● Given task:
Gather every line in the listing below that contains the string "holderOut". Case counts.

● Data to process:
———
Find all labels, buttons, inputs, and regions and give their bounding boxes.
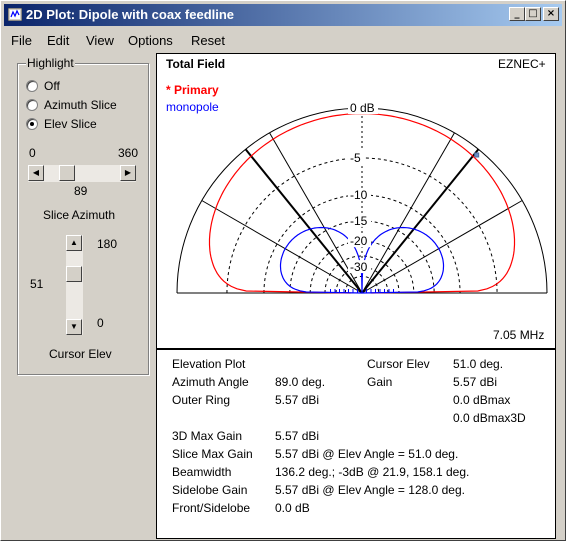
———
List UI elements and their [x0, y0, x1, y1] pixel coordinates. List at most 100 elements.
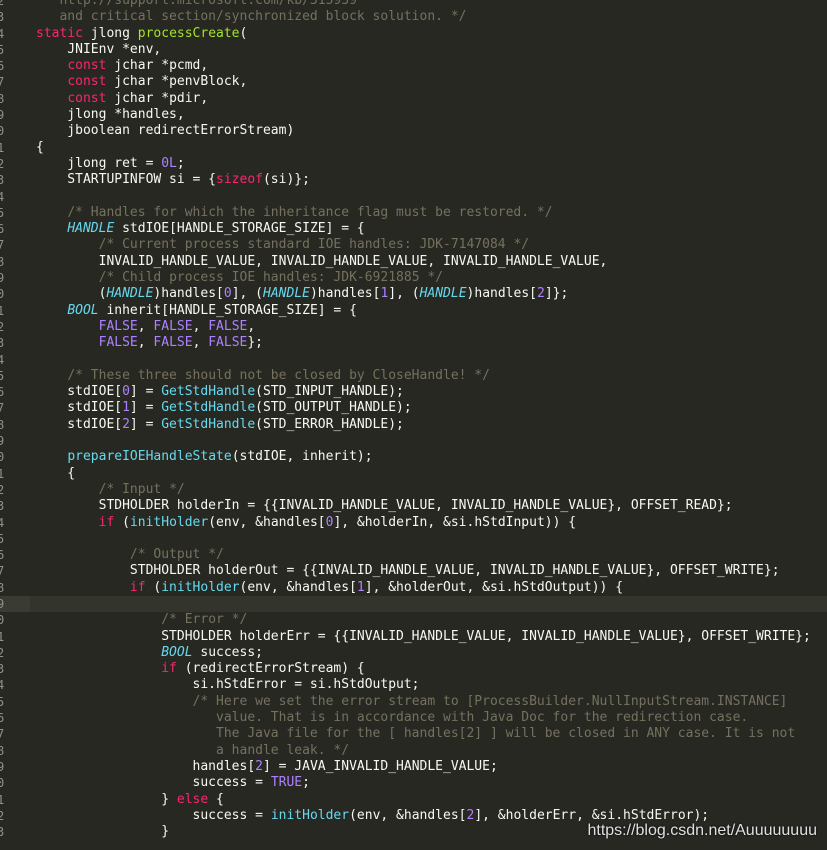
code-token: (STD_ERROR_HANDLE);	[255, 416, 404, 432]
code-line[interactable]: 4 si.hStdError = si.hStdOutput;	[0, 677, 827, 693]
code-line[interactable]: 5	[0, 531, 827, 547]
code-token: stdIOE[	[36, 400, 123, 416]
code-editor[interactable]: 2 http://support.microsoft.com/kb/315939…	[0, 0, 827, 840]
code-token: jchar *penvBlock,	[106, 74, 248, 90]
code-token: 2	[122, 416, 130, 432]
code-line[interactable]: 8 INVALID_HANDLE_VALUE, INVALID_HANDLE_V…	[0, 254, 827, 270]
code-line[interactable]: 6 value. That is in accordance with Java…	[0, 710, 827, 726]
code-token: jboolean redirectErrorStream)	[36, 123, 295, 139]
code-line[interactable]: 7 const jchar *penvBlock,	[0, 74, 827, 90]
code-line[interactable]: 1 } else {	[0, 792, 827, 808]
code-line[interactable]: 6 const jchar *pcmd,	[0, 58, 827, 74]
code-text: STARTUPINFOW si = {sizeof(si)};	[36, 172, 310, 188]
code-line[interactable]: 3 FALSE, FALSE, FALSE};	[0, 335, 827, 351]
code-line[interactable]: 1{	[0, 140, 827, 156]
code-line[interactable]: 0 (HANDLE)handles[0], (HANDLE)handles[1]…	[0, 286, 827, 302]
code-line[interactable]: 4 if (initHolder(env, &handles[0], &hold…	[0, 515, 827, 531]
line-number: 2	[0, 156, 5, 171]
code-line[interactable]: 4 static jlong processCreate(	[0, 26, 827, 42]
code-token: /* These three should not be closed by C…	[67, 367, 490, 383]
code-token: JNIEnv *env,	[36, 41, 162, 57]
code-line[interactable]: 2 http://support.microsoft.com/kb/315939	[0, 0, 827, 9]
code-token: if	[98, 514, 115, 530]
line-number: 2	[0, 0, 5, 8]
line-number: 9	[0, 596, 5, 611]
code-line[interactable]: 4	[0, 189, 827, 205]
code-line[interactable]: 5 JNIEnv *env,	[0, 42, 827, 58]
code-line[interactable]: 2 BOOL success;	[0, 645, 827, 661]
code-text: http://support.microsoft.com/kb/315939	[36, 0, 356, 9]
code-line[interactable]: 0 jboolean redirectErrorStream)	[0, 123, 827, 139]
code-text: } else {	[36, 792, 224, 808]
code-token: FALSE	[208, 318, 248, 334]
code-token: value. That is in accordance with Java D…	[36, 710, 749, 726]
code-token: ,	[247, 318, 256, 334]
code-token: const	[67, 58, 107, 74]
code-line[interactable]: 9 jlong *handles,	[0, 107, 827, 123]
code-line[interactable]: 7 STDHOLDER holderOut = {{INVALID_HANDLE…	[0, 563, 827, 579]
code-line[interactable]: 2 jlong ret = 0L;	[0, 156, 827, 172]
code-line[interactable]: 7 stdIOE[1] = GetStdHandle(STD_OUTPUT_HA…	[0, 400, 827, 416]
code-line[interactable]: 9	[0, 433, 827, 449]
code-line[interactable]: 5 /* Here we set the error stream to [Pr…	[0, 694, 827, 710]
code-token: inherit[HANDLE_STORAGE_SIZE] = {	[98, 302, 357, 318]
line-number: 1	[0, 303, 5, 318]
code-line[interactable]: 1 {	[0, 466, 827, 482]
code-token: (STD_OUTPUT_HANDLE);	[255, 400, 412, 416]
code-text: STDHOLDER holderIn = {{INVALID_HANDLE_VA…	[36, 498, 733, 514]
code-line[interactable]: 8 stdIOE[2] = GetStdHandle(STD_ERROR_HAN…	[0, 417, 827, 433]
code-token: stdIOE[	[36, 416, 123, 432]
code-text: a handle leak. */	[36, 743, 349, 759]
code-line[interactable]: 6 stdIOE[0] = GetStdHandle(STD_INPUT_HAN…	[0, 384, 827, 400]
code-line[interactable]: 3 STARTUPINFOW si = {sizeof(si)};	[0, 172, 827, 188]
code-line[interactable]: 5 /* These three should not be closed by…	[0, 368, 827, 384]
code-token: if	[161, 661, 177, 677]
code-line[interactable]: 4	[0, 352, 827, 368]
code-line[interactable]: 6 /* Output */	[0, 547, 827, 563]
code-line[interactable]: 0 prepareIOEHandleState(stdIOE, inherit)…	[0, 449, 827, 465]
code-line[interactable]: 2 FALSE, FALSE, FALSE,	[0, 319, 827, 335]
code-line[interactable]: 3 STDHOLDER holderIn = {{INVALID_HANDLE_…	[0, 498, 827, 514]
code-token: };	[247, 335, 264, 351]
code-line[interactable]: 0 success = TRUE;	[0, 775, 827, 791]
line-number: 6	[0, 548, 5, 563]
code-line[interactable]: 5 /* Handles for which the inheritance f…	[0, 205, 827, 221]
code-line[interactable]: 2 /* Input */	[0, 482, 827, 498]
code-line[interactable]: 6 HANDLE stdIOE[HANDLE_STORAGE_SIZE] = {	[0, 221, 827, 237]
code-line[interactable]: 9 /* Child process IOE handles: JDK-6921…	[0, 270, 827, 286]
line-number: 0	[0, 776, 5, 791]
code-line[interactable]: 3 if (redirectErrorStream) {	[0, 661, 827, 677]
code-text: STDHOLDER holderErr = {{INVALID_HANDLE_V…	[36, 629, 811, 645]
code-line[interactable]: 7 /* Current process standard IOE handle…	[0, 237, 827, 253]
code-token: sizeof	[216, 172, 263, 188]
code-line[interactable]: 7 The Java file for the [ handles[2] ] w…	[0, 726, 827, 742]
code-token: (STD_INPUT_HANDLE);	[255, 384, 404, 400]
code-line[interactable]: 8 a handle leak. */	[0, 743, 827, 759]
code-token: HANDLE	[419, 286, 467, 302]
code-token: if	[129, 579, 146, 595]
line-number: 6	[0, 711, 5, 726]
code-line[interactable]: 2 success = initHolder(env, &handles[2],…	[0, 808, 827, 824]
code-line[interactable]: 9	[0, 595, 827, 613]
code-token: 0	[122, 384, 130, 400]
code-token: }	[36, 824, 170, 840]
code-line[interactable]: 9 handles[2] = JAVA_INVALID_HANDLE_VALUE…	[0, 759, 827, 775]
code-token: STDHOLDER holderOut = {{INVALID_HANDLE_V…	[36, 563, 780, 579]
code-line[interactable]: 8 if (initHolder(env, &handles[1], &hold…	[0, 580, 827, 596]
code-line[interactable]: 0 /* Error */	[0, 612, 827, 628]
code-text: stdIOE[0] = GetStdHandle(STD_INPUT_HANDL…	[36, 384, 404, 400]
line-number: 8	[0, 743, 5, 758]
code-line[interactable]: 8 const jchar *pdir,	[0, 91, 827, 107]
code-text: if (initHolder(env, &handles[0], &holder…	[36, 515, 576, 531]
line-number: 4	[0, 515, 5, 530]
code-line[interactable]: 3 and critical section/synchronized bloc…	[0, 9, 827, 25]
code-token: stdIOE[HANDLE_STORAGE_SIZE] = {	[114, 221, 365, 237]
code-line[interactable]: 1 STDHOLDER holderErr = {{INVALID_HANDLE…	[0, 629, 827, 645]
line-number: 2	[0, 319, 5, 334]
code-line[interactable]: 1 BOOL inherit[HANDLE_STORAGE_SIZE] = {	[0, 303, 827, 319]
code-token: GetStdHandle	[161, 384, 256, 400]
———
● Exercise output:
code-line[interactable]: 7 STDHOLDER holderOut = {{INVALID_HANDLE…	[0, 563, 827, 579]
code-token: STDHOLDER holderOut = {{INVALID_HANDLE_V…	[36, 563, 780, 579]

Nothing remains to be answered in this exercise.